WHAT IS REQUIRED
Reproduce every entry below precisely. Pictures are excluded from the copy.

****************

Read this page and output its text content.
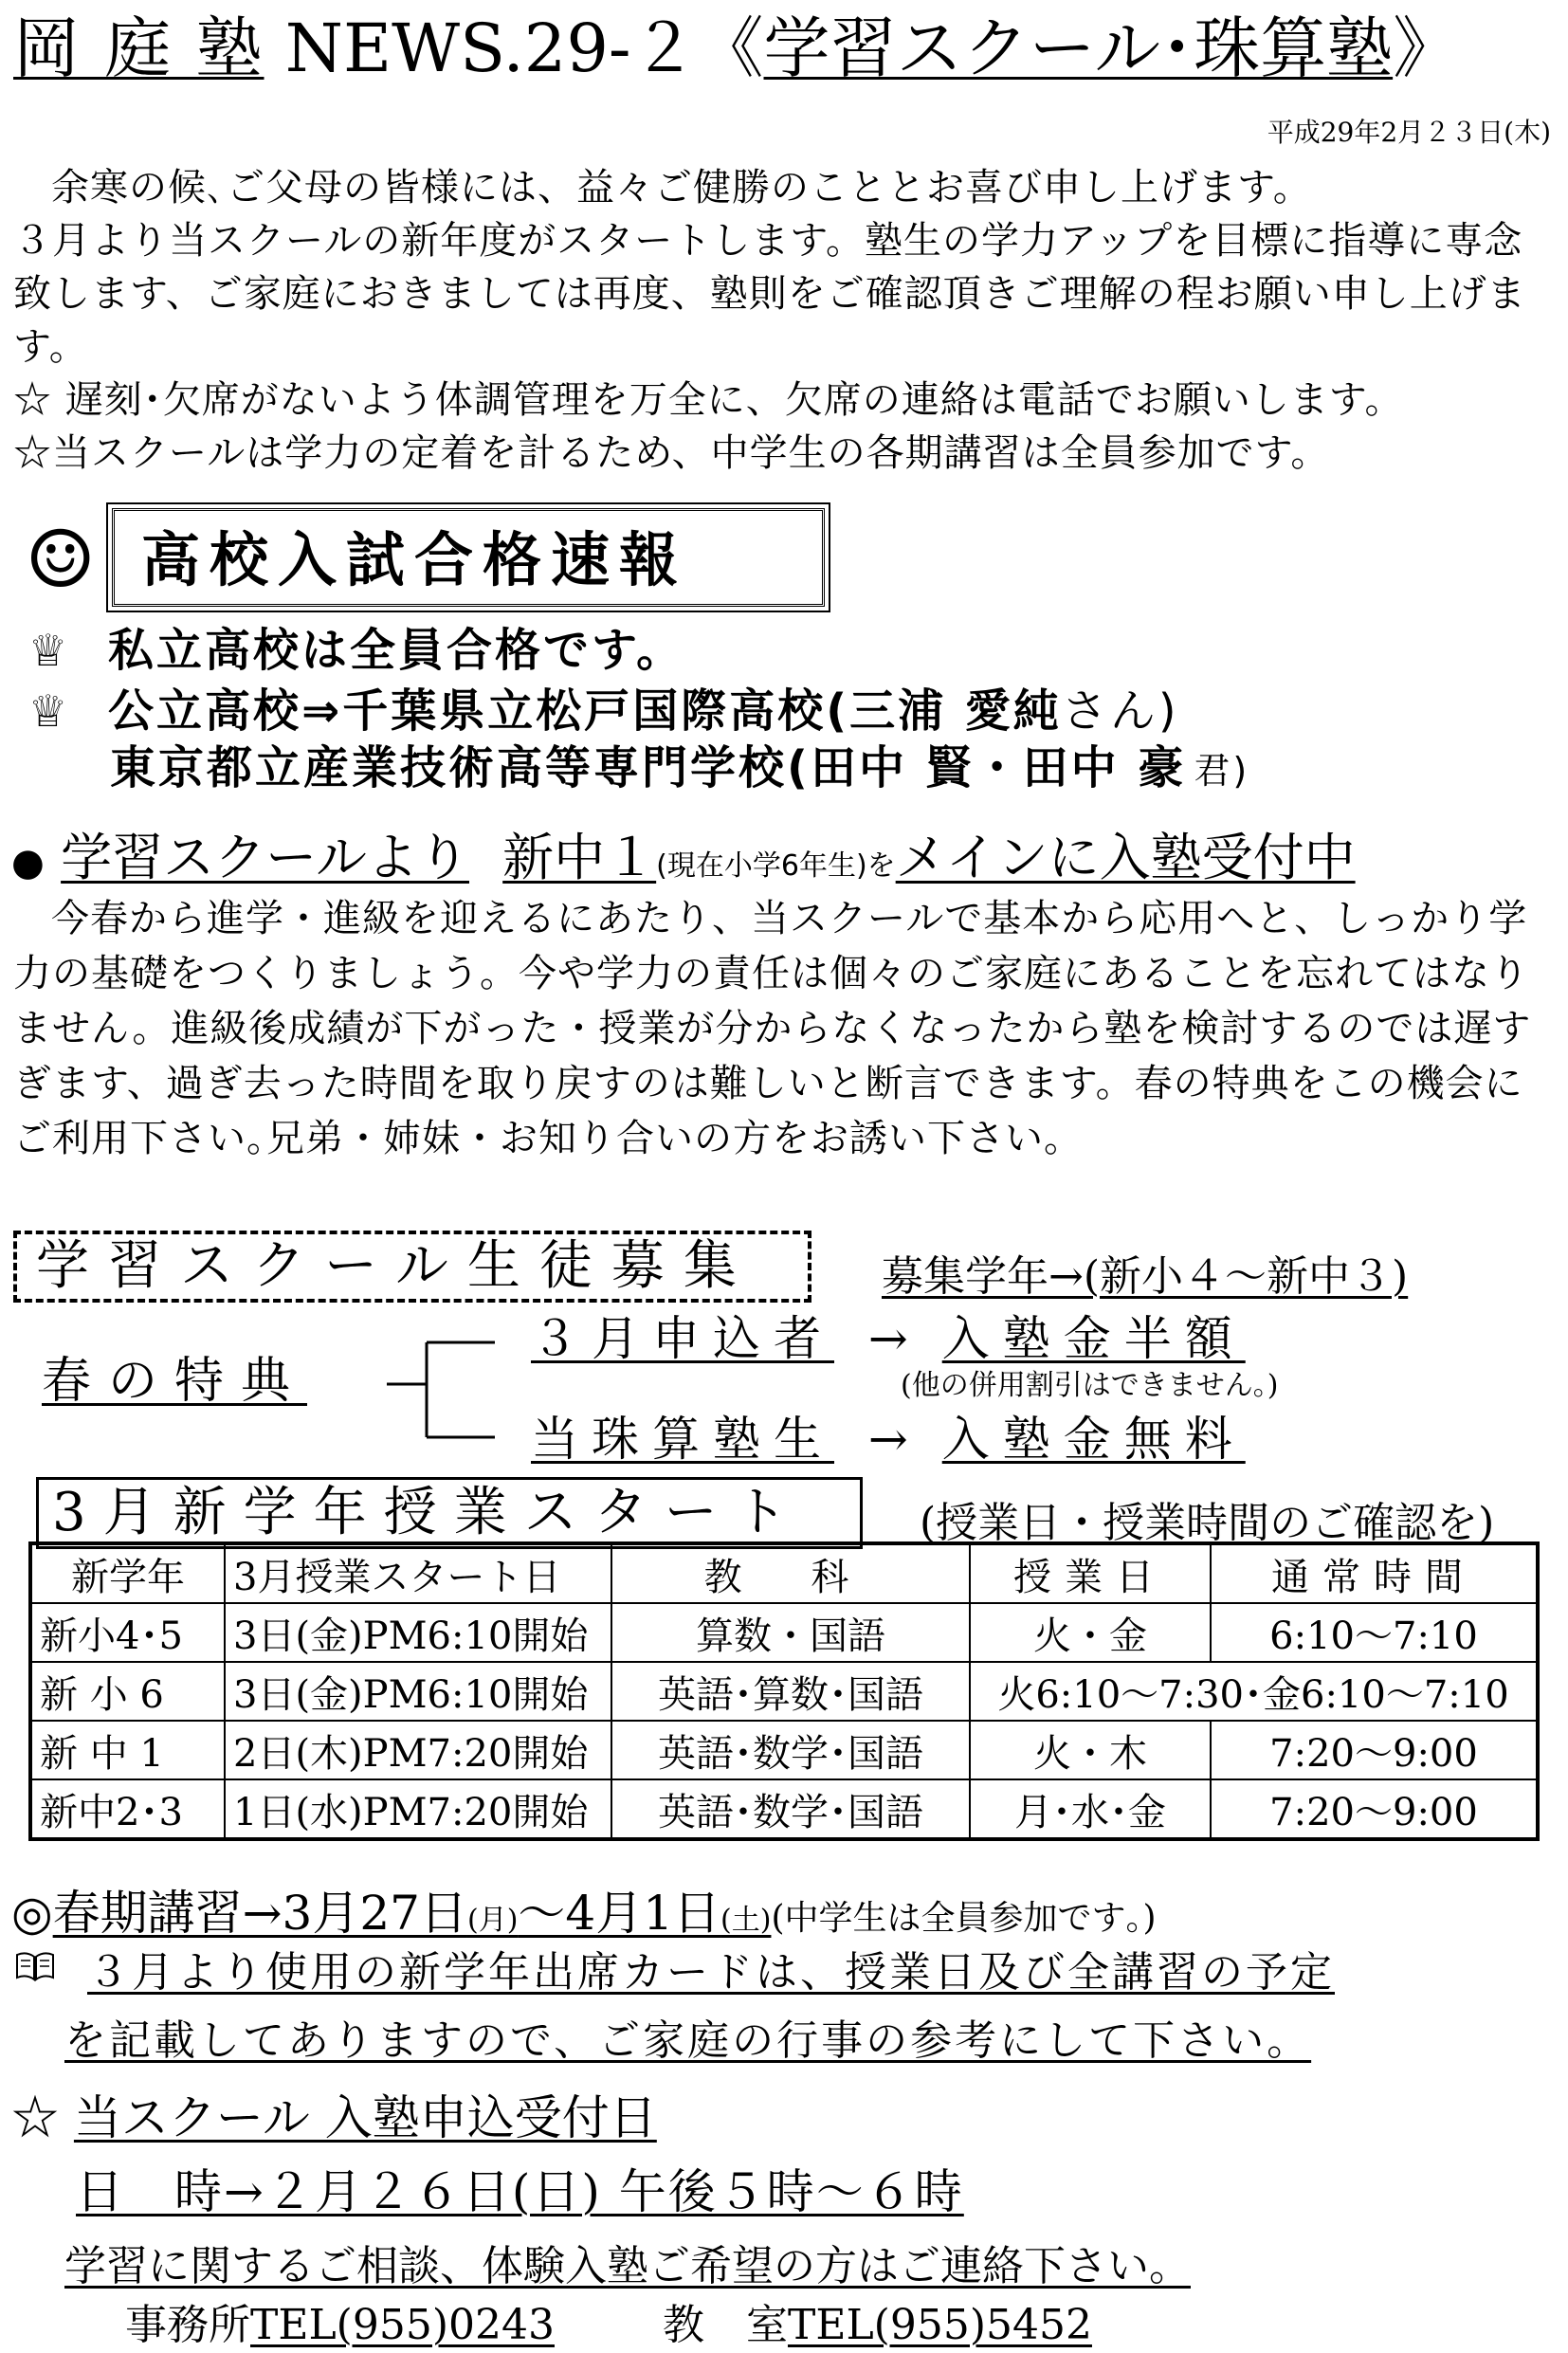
岡 庭 塾 NEWS.29-２《学習スクール･珠算塾》
平成29年2月２３日(木)

余寒の候､ご父母の皆様には、益々ご健勝のこととお喜び申し上げます。

３月より当スクールの新年度がスタートします。塾生の学力アップを目標に指導に専念致します、ご家庭におきましては再度、塾則をご確認頂きご理解の程お願い申し上げます。

☆ 遅刻･欠席がないよう体調管理を万全に、欠席の連絡は電話でお願いします。

☆当スクールは学力の定着を計るため、中学生の各期講習は全員参加です。

☺ 高校入試合格速報
♕ 私立高校は全員合格です。
♕ 公立高校⇒千葉県立松戸国際高校(三浦 愛純さん)
東京都立産業技術高等専門学校(田中 賢・田中 豪 君)
● 学習スクールより 新中１(現在小学6年生)をメインに入塾受付中

今春から進学・進級を迎えるにあたり、当スクールで基本から応用へと、しっかり学力の基礎をつくりましょう。今や学力の責任は個々のご家庭にあることを忘れてはなりません。進級後成績が下がった・授業が分からなくなったから塾を検討するのでは遅すぎます、過ぎ去った時間を取り戻すのは難しいと断言できます。春の特典をこの機会にご利用下さい｡兄弟・姉妹・お知り合いの方をお誘い下さい。

学習スクール生徒募集	募集学年→(新小４～新中３)
春の特典
３月申込者 → 入塾金半額
(他の併用割引はできません｡)
当珠算塾生 → 入塾金無料
3月新学年授業スタート	(授業日・授業時間のご確認を)
新学年	3月授業スタート日	教 科	授業日	通常時間
新小4･5	3日(金)PM6:10開始	算数・国語	火・金	6:10～7:10
新 小 6	3日(金)PM6:10開始	英語･算数･国語	火6:10～7:30･金6:10～7:10	
新 中 1	2日(木)PM7:20開始	英語･数学･国語	火・木	7:20～9:00
新中2･3	1日(水)PM7:20開始	英語･数学･国語	月･水･金	7:20～9:00
◎春期講習→3月27日(月)～4月1日(土)(中学生は全員参加です｡)
３月より使用の新学年出席カードは、授業日及び全講習の予定
を記載してありますので、ご家庭の行事の参考にして下さい。
☆ 当スクール 入塾申込受付日
日　時→２月２６日(日) 午後５時～６時
学習に関するご相談、体験入塾ご希望の方はご連絡下さい。
事務所TEL(955)0243	教　室TEL(955)5452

****************

SOLUTION FOR THIS PROBLEM
Read this page and output its text content.
岡 庭 塾 NEWS.29-２《学習スクール･珠算塾》
平成29年2月２３日(木)

余寒の候､ご父母の皆様には、益々ご健勝のこととお喜び申し上げます。

３月より当スクールの新年度がスタートします。塾生の学力アップを目標に指導に専念致します、ご家庭におきましては再度、塾則をご確認頂きご理解の程お願い申し上げます。

☆ 遅刻･欠席がないよう体調管理を万全に、欠席の連絡は電話でお願いします。

☆当スクールは学力の定着を計るため、中学生の各期講習は全員参加です。

☺ 高校入試合格速報
♕ 私立高校は全員合格です。
♕ 公立高校⇒千葉県立松戸国際高校(三浦 愛純さん)
東京都立産業技術高等専門学校(田中 賢・田中 豪 君)
● 学習スクールより 新中１(現在小学6年生)をメインに入塾受付中

今春から進学・進級を迎えるにあたり、当スクールで基本から応用へと、しっかり学力の基礎をつくりましょう。今や学力の責任は個々のご家庭にあることを忘れてはなりません。進級後成績が下がった・授業が分からなくなったから塾を検討するのでは遅すぎます、過ぎ去った時間を取り戻すのは難しいと断言できます。春の特典をこの機会にご利用下さい｡兄弟・姉妹・お知り合いの方をお誘い下さい。

学習スクール生徒募集	募集学年→(新小４～新中３)
春の特典
３月申込者 → 入塾金半額
(他の併用割引はできません｡)
当珠算塾生 → 入塾金無料
3月新学年授業スタート	(授業日・授業時間のご確認を)
新学年	3月授業スタート日	教 科	授業日	通常時間
新小4･5	3日(金)PM6:10開始	算数・国語	火・金	6:10～7:10
新 小 6	3日(金)PM6:10開始	英語･算数･国語	火6:10～7:30･金6:10～7:10	
新 中 1	2日(木)PM7:20開始	英語･数学･国語	火・木	7:20～9:00
新中2･3	1日(水)PM7:20開始	英語･数学･国語	月･水･金	7:20～9:00
◎春期講習→3月27日(月)～4月1日(土)(中学生は全員参加です｡)
３月より使用の新学年出席カードは、授業日及び全講習の予定
を記載してありますので、ご家庭の行事の参考にして下さい。
☆ 当スクール 入塾申込受付日
日　時→２月２６日(日) 午後５時～６時
学習に関するご相談、体験入塾ご希望の方はご連絡下さい。
事務所TEL(955)0243	教　室TEL(955)5452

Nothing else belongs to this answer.